═══ Extract ═══
MCP Prompt Tester

Overview Schema Related Servers Score Discussions

test_comparison.py•5.61 KiB

"""Tool for comparing multiple prompts across different providers and models."""

import json
import asyncio
from mcp import types
from langfuse.decorators import observe

from ..providers import PROVIDERS, ProviderError
from ..env import get_api_key


@observe()
async def test_comparison(arguments: dict) -> types.TextContent:
    """
    Compares multiple prompts side-by-side, allowing different providers, models, and parameters.
    """
    try:
        # 1. Input Validation and Configuration
        comparisons = arguments.get("comparisons")
        if not comparisons or not isinstance(comparisons, list):
            return types.TextContent(
                type="text",
                text=json.dumps({"isError": True, "error": "The 'comparisons' argument must be a non-empty list."})
            )

        if not 1 <= len(comparisons) <= 4:
            return types.TextContent(
                type="text",
                text=json.dumps({"isError": True, "error": "You can compare between 1 and 4 configurations."})
            )

        # 2. Prepare and Execute Comparison Runs (Asynchronously)
        async def run_comparison(config: dict) -> dict:
            """Helper function to run a single comparison."""
            provider_name = config.get("provider")
            model = config.get("model")
            system_prompt = config.get("system_prompt")
            user_prompt = config.get("user_prompt", "")  # Default to empty string if not provided
            temperature = config.get("temperature")
            max_tokens = config.get("max_tokens")
            top_p = config.get("top_p")
            
            # Additional kwargs from any remaining arguments
            kwargs = {k: v for k, v in config.items()
═══ Provided material ═══
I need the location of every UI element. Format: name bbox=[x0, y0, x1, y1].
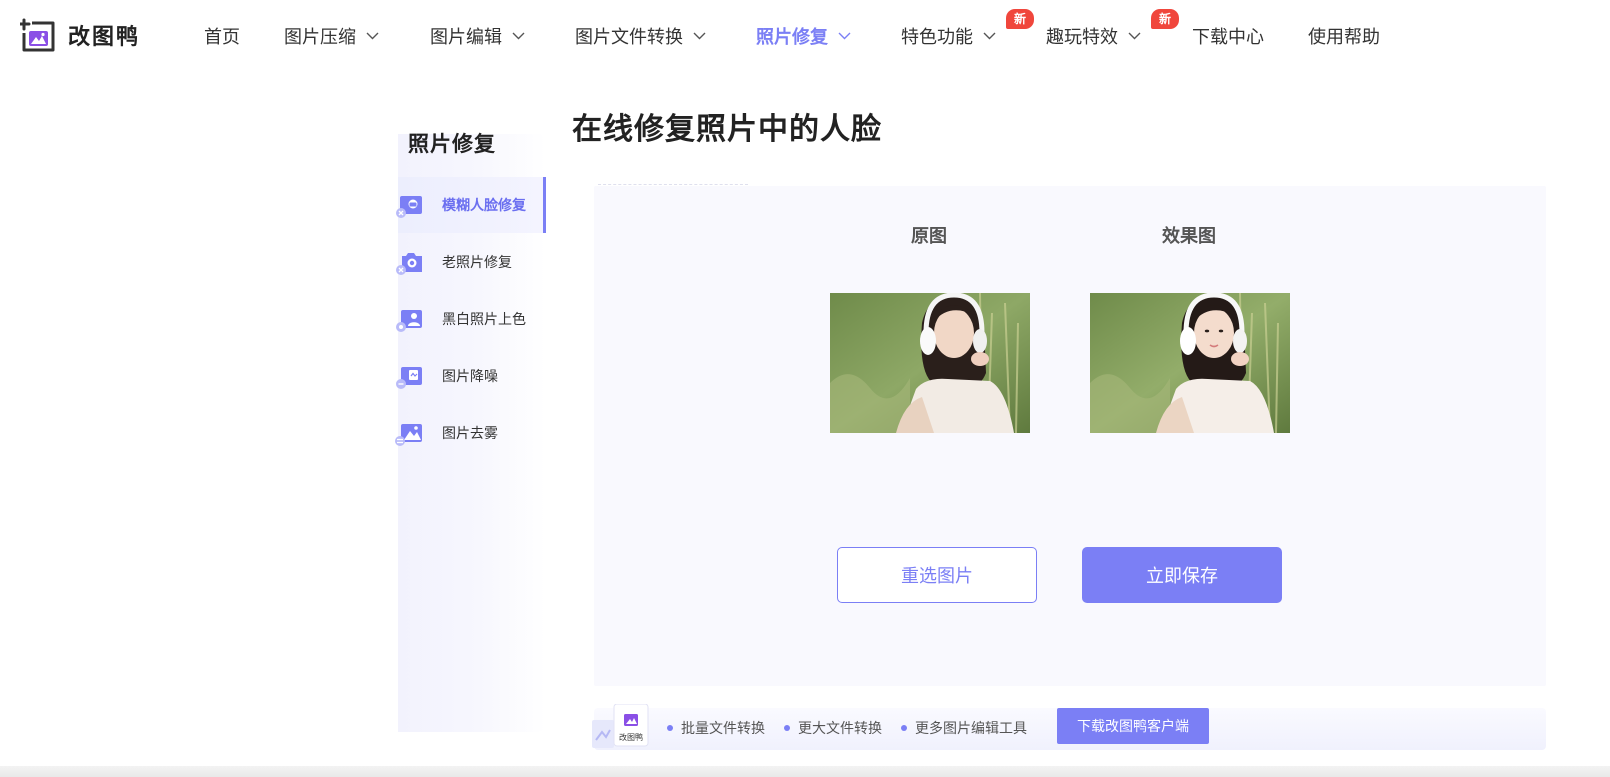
═══
#### Given instruction
Pick up the test_comparison.py code right after its last shown line and write the rest.

#### Answer to this exercise
                    if k not in ["provider", "model", "system_prompt", "user_prompt", 
                               "temperature", "max_tokens", "top_p"]}

            # Check required parameters - allow empty string for user_prompt
            if provider_name is None or model is None or system_prompt is None or user_prompt is None:
                return {"isError": True, "error": "Missing required parameters in a comparison configuration."}

            # Validate provider
            if provider_name not in PROVIDERS:
                return {"isError": True, "error": f"Provider '{provider_name}' not supported."}
                
            # Check if API key is available for this provider, but don't block custom models
            # that might not be in the default list
            api_key = get_api_key(provider_name, raise_error=False)
            if not api_key:
                return {"isError": True, "error": f"API key for provider '{provider_name}' is not available. Please set {provider_name.upper()}_API_KEY in your environment or .env file."}

            try:
                provider_class = PROVIDERS[provider_name]
                provider_instance = provider_class()
                
                # Validate if model exists for this provider
                default_models = provider_class.get_default_models()
                
                # Check if model exists in default models, but don't block if it doesn't
                # This allows testing custom or new models not in the default list
                model_exists = any(model_info["name"] == model for model_info in 
                                 [model_data for model_type, model_data in default_models.items()])
                
                if not model_exists:
                    # Just log a warning, but continue anyway - the model might be valid
                    # but not in our default list
                    print(f"Warning: Model '{model}' not found in default models for provider '{provider_name}'. Attempting to use it anyway.")
                
                result = await provider_instance.generate(
                    model=model,
                    system_prompt=system_prompt,
                    user_prompt=user_prompt,
                    temperature=temperature,
                    max_tokens=max_tokens,
                    top_p=top_p,
                    **kwargs
                )
                
                return {
                    "isError": False,
                    "response": result["text"],
                    "model": result["model"],
                    "provider": provider_name,
                    "usage": result.get("usage", {}),
                    "costs": result.get("costs", {}),
                    "response_time": result.get("response_time", 0),
                    "metadata": {
                        k: v for k, v in result.items()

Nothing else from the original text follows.